Copy the data from the line with "for every button, label, input, icon, or" to the line with "Y-axis label: Groundwater", swapping "bounding box" for "enclosing rectangle" and changing nothing else. Leave out the pictures.

**** Data for this task ****

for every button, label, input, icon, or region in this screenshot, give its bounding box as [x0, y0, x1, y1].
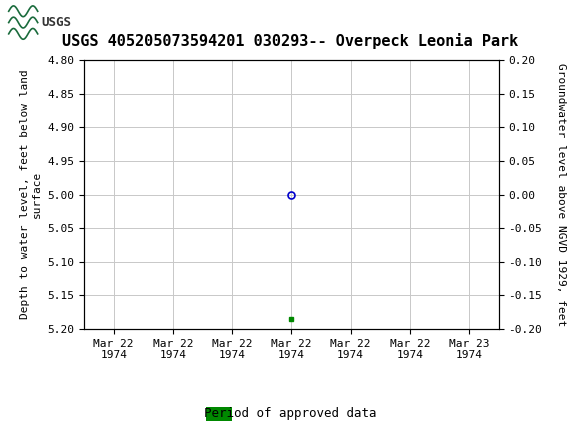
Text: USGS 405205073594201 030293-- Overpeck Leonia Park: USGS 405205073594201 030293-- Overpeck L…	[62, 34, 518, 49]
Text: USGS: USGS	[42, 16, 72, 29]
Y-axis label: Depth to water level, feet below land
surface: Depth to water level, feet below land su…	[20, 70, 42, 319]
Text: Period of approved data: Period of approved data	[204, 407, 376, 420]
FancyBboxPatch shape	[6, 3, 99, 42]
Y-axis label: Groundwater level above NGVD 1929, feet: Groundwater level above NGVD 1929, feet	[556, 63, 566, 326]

****
**** Data for this task ****

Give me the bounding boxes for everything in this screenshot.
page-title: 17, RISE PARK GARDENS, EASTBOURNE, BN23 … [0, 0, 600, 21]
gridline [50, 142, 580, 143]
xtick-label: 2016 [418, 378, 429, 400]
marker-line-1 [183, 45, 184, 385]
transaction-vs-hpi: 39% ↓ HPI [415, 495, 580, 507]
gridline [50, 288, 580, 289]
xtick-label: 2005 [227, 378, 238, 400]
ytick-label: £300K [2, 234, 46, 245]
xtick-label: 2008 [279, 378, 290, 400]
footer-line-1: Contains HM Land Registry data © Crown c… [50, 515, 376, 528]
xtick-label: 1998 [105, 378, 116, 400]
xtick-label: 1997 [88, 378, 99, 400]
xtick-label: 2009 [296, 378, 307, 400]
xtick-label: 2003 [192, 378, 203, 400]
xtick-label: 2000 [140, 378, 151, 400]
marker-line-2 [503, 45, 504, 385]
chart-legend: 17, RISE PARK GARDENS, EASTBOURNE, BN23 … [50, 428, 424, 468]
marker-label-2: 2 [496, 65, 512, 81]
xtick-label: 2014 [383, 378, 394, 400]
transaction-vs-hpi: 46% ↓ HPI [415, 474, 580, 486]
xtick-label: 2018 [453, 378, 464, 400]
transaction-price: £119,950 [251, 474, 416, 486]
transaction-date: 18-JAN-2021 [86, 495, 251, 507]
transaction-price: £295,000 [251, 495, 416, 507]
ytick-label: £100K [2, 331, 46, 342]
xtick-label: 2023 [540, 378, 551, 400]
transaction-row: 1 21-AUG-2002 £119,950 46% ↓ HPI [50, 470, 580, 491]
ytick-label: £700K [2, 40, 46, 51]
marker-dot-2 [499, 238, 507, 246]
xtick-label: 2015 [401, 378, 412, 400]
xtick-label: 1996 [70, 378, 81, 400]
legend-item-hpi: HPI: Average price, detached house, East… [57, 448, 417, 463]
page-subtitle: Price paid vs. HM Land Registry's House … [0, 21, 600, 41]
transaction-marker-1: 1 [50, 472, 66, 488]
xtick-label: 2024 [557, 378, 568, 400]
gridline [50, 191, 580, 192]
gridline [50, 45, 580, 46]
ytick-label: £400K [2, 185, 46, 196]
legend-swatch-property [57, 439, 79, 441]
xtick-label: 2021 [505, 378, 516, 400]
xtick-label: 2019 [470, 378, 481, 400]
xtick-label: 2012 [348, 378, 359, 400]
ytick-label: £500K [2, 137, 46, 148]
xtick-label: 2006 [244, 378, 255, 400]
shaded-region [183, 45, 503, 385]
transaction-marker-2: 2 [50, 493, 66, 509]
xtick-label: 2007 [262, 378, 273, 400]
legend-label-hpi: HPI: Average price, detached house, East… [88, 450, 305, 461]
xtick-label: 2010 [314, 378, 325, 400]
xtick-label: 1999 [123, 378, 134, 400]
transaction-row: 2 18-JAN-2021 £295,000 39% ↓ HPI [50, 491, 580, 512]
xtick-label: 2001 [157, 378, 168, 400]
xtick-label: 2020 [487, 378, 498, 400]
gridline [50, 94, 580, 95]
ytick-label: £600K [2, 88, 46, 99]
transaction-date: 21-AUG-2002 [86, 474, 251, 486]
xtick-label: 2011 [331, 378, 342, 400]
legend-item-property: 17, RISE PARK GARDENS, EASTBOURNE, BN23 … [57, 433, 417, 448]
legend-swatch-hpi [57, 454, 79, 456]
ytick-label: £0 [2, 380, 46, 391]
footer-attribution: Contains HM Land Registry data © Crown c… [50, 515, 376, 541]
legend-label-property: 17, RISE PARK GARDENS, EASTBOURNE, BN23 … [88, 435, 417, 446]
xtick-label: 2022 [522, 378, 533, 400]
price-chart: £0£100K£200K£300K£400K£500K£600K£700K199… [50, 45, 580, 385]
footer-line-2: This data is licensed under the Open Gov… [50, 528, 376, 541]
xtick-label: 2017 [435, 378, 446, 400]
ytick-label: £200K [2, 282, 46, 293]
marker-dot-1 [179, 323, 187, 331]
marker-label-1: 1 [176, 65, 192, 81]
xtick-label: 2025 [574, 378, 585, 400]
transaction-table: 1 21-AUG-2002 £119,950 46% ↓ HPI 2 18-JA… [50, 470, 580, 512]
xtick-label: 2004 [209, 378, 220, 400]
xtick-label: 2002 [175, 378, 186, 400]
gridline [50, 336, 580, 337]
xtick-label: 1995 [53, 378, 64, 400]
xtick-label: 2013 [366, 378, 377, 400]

****
**** Data for this task ****

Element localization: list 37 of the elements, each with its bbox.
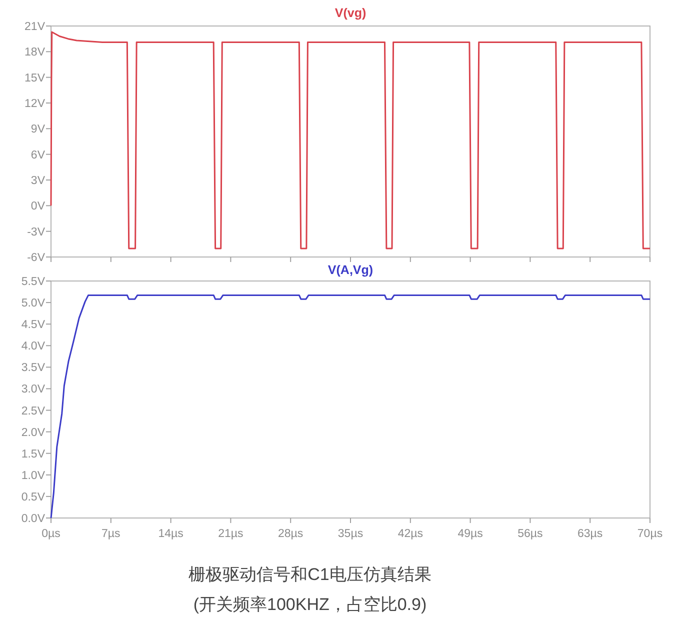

****

> [Exercise result]
for every button, label, input, icon, or region in this screenshot, give its enclosing rectangle as [x0, y0, x1, y1].
Text: USGS 405205073594201 030293-- Overpeck Leonia Park: USGS 405205073594201 030293-- Overpeck L…	[62, 34, 518, 49]
Text: USGS: USGS	[42, 16, 72, 29]
Y-axis label: Depth to water level, feet below land
surface: Depth to water level, feet below land su…	[20, 70, 42, 319]
Text: Period of approved data: Period of approved data	[204, 407, 376, 420]
FancyBboxPatch shape	[6, 3, 99, 42]
Y-axis label: Groundwater level above NGVD 1929, feet: Groundwater level above NGVD 1929, feet	[556, 63, 566, 326]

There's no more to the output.